* START RECORDS FOR THE TASK *
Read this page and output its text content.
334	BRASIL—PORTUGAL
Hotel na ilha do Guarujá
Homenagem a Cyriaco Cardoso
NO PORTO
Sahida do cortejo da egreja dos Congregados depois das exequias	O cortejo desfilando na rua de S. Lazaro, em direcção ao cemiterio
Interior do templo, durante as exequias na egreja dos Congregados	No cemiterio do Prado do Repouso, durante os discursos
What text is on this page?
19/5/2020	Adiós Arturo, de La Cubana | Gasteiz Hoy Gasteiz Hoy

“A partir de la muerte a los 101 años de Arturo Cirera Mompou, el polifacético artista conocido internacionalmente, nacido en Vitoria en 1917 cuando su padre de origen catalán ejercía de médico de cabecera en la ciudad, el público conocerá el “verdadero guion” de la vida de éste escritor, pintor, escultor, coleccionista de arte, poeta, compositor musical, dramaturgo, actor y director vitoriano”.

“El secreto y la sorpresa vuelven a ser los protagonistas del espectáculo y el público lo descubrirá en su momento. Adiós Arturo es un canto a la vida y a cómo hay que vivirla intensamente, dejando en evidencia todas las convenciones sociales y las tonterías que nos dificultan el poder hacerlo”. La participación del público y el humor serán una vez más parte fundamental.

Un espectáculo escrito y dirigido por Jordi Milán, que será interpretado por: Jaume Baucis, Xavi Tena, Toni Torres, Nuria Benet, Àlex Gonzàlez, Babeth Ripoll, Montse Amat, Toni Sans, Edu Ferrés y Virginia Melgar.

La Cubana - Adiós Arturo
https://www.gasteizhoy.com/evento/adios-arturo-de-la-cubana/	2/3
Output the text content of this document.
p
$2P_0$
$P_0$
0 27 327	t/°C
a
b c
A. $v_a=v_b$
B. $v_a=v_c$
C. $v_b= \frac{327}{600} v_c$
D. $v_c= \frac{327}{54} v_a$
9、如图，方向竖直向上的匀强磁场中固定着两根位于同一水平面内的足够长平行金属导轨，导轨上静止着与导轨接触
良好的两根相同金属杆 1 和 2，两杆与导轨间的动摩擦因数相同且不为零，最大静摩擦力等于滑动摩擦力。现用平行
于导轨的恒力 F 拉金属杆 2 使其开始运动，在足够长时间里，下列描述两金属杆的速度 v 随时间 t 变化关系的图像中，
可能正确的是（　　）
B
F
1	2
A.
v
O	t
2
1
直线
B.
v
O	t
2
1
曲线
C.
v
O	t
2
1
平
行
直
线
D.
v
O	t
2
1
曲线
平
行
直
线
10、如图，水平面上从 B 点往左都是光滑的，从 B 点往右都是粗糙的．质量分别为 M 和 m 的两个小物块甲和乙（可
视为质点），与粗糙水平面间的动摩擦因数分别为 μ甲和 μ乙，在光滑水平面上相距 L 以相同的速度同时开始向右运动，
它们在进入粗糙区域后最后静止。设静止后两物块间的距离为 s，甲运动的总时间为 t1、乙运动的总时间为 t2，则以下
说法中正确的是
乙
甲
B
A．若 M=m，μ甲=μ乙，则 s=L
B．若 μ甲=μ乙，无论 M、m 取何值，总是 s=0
* END RECORDS FOR THE TASK *
• GIVEN PROBLEM: Copy down the whole of the data above, matching it exactly.

• RESULT OF THE TASK:
Read this page and output its text content.
334	BRASIL—PORTUGAL
Hotel na ilha do Guarujá
Homenagem a Cyriaco Cardoso
NO PORTO
Sahida do cortejo da egreja dos Congregados depois das exequias	O cortejo desfilando na rua de S. Lazaro, em direcção ao cemiterio
Interior do templo, durante as exequias na egreja dos Congregados	No cemiterio do Prado do Repouso, durante os discursos
What text is on this page?
19/5/2020	Adiós Arturo, de La Cubana | Gasteiz Hoy Gasteiz Hoy

“A partir de la muerte a los 101 años de Arturo Cirera Mompou, el polifacético artista conocido internacionalmente, nacido en Vitoria en 1917 cuando su padre de origen catalán ejercía de médico de cabecera en la ciudad, el público conocerá el “verdadero guion” de la vida de éste escritor, pintor, escultor, coleccionista de arte, poeta, compositor musical, dramaturgo, actor y director vitoriano”.

“El secreto y la sorpresa vuelven a ser los protagonistas del espectáculo y el público lo descubrirá en su momento. Adiós Arturo es un canto a la vida y a cómo hay que vivirla intensamente, dejando en evidencia todas las convenciones sociales y las tonterías que nos dificultan el poder hacerlo”. La participación del público y el humor serán una vez más parte fundamental.

Un espectáculo escrito y dirigido por Jordi Milán, que será interpretado por: Jaume Baucis, Xavi Tena, Toni Torres, Nuria Benet, Àlex Gonzàlez, Babeth Ripoll, Montse Amat, Toni Sans, Edu Ferrés y Virginia Melgar.

La Cubana - Adiós Arturo
https://www.gasteizhoy.com/evento/adios-arturo-de-la-cubana/	2/3
Output the text content of this document.
p
$2P_0$
$P_0$
0 27 327	t/°C
a
b c
A. $v_a=v_b$
B. $v_a=v_c$
C. $v_b= \frac{327}{600} v_c$
D. $v_c= \frac{327}{54} v_a$
9、如图，方向竖直向上的匀强磁场中固定着两根位于同一水平面内的足够长平行金属导轨，导轨上静止着与导轨接触
良好的两根相同金属杆 1 和 2，两杆与导轨间的动摩擦因数相同且不为零，最大静摩擦力等于滑动摩擦力。现用平行
于导轨的恒力 F 拉金属杆 2 使其开始运动，在足够长时间里，下列描述两金属杆的速度 v 随时间 t 变化关系的图像中，
可能正确的是（　　）
B
F
1	2
A.
v
O	t
2
1
直线
B.
v
O	t
2
1
曲线
C.
v
O	t
2
1
平
行
直
线
D.
v
O	t
2
1
曲线
平
行
直
线
10、如图，水平面上从 B 点往左都是光滑的，从 B 点往右都是粗糙的．质量分别为 M 和 m 的两个小物块甲和乙（可
视为质点），与粗糙水平面间的动摩擦因数分别为 μ甲和 μ乙，在光滑水平面上相距 L 以相同的速度同时开始向右运动，
它们在进入粗糙区域后最后静止。设静止后两物块间的距离为 s，甲运动的总时间为 t1、乙运动的总时间为 t2，则以下
说法中正确的是
乙
甲
B
A．若 M=m，μ甲=μ乙，则 s=L
B．若 μ甲=μ乙，无论 M、m 取何值，总是 s=0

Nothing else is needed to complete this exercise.